- DATA TO USE
+ + + + +
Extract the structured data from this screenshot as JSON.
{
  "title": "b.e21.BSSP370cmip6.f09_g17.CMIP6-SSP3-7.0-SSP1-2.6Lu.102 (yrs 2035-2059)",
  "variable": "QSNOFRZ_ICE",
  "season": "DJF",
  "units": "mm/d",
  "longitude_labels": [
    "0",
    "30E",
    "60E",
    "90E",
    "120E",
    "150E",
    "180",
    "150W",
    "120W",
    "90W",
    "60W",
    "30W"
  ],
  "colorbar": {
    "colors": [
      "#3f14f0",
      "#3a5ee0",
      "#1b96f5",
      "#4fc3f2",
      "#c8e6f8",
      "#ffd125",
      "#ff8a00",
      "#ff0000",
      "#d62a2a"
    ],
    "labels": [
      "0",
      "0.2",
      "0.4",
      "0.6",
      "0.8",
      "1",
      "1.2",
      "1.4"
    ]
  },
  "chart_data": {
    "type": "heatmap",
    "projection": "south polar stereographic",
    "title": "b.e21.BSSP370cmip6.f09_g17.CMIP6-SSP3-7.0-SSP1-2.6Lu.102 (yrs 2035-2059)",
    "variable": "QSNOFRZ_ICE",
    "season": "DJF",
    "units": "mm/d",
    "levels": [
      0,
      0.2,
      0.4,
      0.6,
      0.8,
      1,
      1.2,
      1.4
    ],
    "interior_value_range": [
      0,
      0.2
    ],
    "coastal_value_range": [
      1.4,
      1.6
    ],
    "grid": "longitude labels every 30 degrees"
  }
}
+ + + + +
- WHAT THE TASK ASKS
Each of the records should be retyped exactly.

- COMPLETED EXERCISE
Extract the structured data from this screenshot as JSON.
{
  "title": "b.e21.BSSP370cmip6.f09_g17.CMIP6-SSP3-7.0-SSP1-2.6Lu.102 (yrs 2035-2059)",
  "variable": "QSNOFRZ_ICE",
  "season": "DJF",
  "units": "mm/d",
  "longitude_labels": [
    "0",
    "30E",
    "60E",
    "90E",
    "120E",
    "150E",
    "180",
    "150W",
    "120W",
    "90W",
    "60W",
    "30W"
  ],
  "colorbar": {
    "colors": [
      "#3f14f0",
      "#3a5ee0",
      "#1b96f5",
      "#4fc3f2",
      "#c8e6f8",
      "#ffd125",
      "#ff8a00",
      "#ff0000",
      "#d62a2a"
    ],
    "labels": [
      "0",
      "0.2",
      "0.4",
      "0.6",
      "0.8",
      "1",
      "1.2",
      "1.4"
    ]
  },
  "chart_data": {
    "type": "heatmap",
    "projection": "south polar stereographic",
    "title": "b.e21.BSSP370cmip6.f09_g17.CMIP6-SSP3-7.0-SSP1-2.6Lu.102 (yrs 2035-2059)",
    "variable": "QSNOFRZ_ICE",
    "season": "DJF",
    "units": "mm/d",
    "levels": [
      0,
      0.2,
      0.4,
      0.6,
      0.8,
      1,
      1.2,
      1.4
    ],
    "interior_value_range": [
      0,
      0.2
    ],
    "coastal_value_range": [
      1.4,
      1.6
    ],
    "grid": "longitude labels every 30 degrees"
  }
}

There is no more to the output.